• **Short problem**: Omit all pictures and give the records below again exactly as written.

• **Stored rows**:
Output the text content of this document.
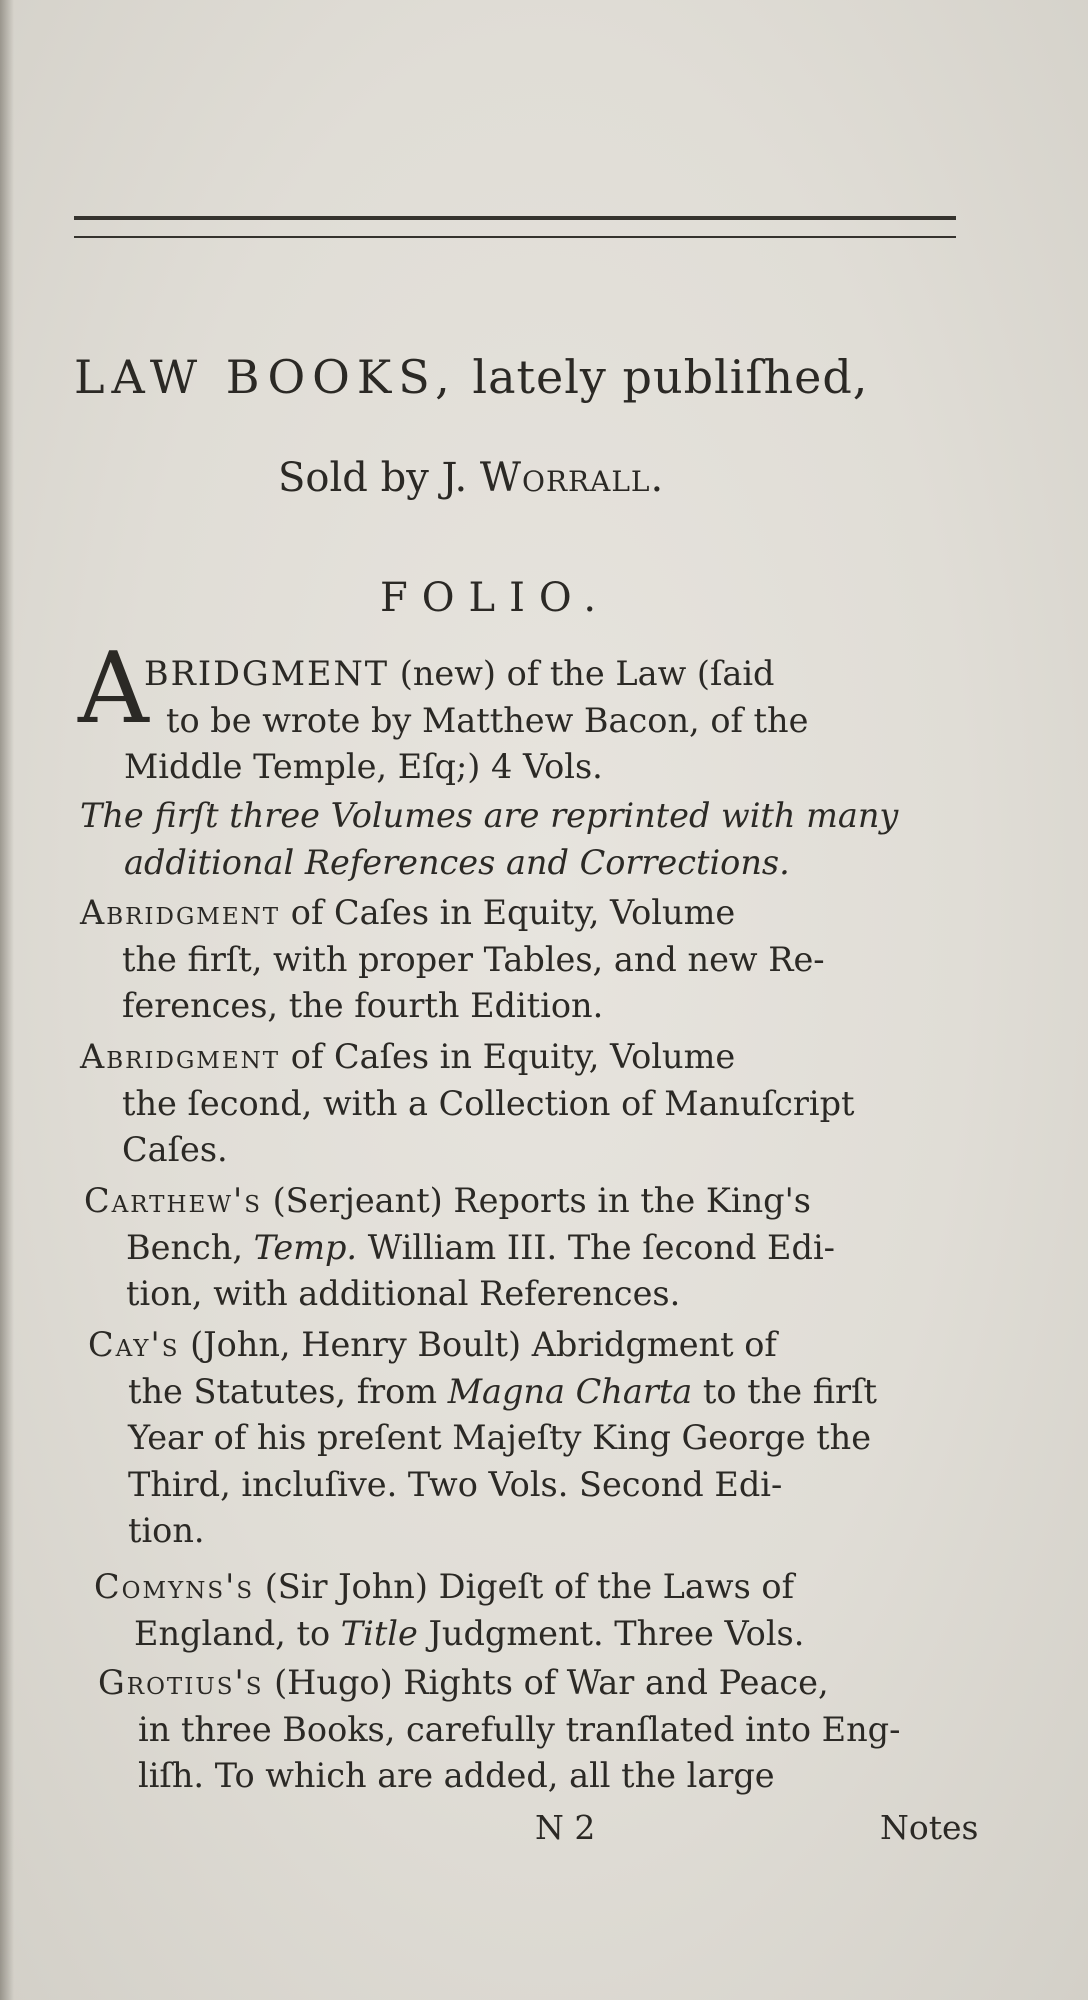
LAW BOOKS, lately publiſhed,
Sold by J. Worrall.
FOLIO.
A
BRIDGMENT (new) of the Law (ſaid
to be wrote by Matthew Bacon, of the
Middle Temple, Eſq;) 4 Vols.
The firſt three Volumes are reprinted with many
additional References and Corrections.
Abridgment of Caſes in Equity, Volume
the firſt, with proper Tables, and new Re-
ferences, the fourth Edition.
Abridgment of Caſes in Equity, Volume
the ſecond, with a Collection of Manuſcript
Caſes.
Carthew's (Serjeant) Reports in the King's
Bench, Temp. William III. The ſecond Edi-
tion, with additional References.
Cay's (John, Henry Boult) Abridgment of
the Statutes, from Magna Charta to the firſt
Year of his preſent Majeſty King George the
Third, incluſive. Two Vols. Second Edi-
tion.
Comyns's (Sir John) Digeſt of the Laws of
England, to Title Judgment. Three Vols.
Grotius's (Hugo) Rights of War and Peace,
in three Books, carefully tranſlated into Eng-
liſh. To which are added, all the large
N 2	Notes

• **Answer in full**:
Output the text content of this document.
LAW BOOKS, lately publiſhed,
Sold by J. Worrall.
FOLIO.
A
BRIDGMENT (new) of the Law (ſaid
to be wrote by Matthew Bacon, of the
Middle Temple, Eſq;) 4 Vols.
The firſt three Volumes are reprinted with many
additional References and Corrections.
Abridgment of Caſes in Equity, Volume
the firſt, with proper Tables, and new Re-
ferences, the fourth Edition.
Abridgment of Caſes in Equity, Volume
the ſecond, with a Collection of Manuſcript
Caſes.
Carthew's (Serjeant) Reports in the King's
Bench, Temp. William III. The ſecond Edi-
tion, with additional References.
Cay's (John, Henry Boult) Abridgment of
the Statutes, from Magna Charta to the firſt
Year of his preſent Majeſty King George the
Third, incluſive. Two Vols. Second Edi-
tion.
Comyns's (Sir John) Digeſt of the Laws of
England, to Title Judgment. Three Vols.
Grotius's (Hugo) Rights of War and Peace,
in three Books, carefully tranſlated into Eng-
liſh. To which are added, all the large
N 2	Notes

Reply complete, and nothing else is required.